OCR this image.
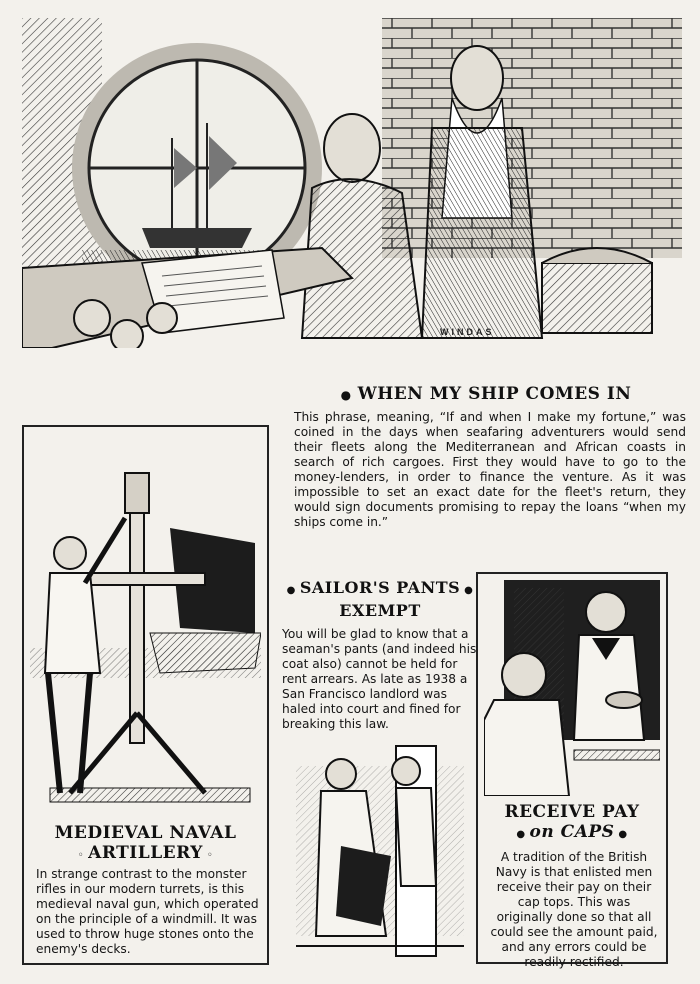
WINDAS
● WHEN MY SHIP COMES IN
This phrase, meaning, “If and when I make my fortune,” was coined in the days when seafaring adventurers would send their fleets along the Mediterranean and African coasts in search of rich cargoes. First they would have to go to the money-lenders, in order to finance the venture. As it was impossible to set an exact date for the fleet's return, they would sign documents promising to repay the loans “when my ships come in.”
MEDIEVAL NAVAL
◦ ARTILLERY ◦
In strange contrast to the monster rifles in our modern turrets, is this medieval naval gun, which operated on the principle of a windmill. It was used to throw huge stones onto the enemy's decks.
● SAILOR'S PANTS ●
EXEMPT
You will be glad to know that a seaman's pants (and indeed his coat also) cannot be held for rent arrears. As late as 1938 a San Francisco landlord was haled into court and fined for breaking this law.
RECEIVE PAY
● on CAPS ●
A tradition of the British Navy is that enlisted men receive their pay on their cap tops. This was originally done so that all could see the amount paid, and any errors could be readily rectified.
##########
Return from the data every line that holds "their".

> [Final result]
This phrase, meaning, “If and when I make my fortune,” was coined in the days when seafaring adventurers would send their fleets along the Mediterranean and African coasts in search of rich cargoes. First they would have to go to the money-lenders, in order to finance the venture. As it was impossible to set an exact date for the fleet's return, they would sign documents promising to repay the loans “when my ships come in.”
A tradition of the British Navy is that enlisted men receive their pay on their cap tops. This was originally done so that all could see the amount paid, and any errors could be readily rectified.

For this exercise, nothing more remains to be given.